Direction ▸
Without the pictures, set down every line of the data exactly.

Recorded data
>> Begin
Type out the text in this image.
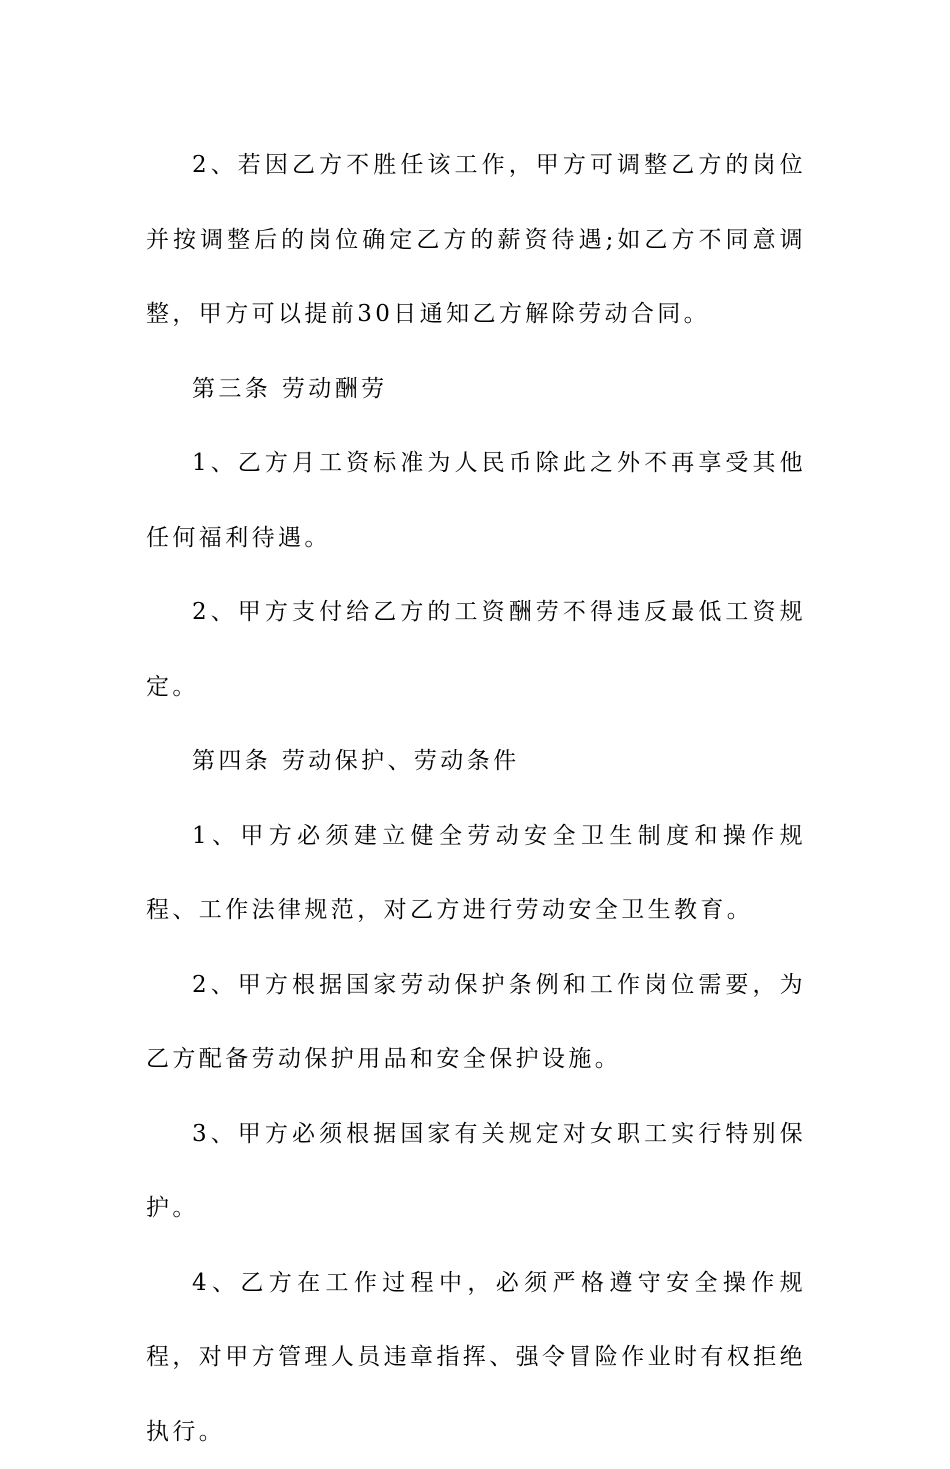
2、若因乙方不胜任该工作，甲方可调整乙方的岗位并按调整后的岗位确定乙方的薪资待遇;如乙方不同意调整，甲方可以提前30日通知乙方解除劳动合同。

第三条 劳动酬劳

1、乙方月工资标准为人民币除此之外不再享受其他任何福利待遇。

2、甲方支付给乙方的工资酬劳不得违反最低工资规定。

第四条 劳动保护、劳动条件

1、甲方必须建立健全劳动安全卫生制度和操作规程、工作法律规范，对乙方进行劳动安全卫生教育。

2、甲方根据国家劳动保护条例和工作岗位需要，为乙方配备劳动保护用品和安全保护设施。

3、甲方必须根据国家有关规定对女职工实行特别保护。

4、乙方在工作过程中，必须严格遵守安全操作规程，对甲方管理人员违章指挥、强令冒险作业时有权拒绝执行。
>> End
Written reply ▸
Type out the text in this image.
2、若因乙方不胜任该工作，甲方可调整乙方的岗位并按调整后的岗位确定乙方的薪资待遇;如乙方不同意调整，甲方可以提前30日通知乙方解除劳动合同。

第三条 劳动酬劳

1、乙方月工资标准为人民币除此之外不再享受其他任何福利待遇。

2、甲方支付给乙方的工资酬劳不得违反最低工资规定。

第四条 劳动保护、劳动条件

1、甲方必须建立健全劳动安全卫生制度和操作规程、工作法律规范，对乙方进行劳动安全卫生教育。

2、甲方根据国家劳动保护条例和工作岗位需要，为乙方配备劳动保护用品和安全保护设施。

3、甲方必须根据国家有关规定对女职工实行特别保护。

4、乙方在工作过程中，必须严格遵守安全操作规程，对甲方管理人员违章指挥、强令冒险作业时有权拒绝执行。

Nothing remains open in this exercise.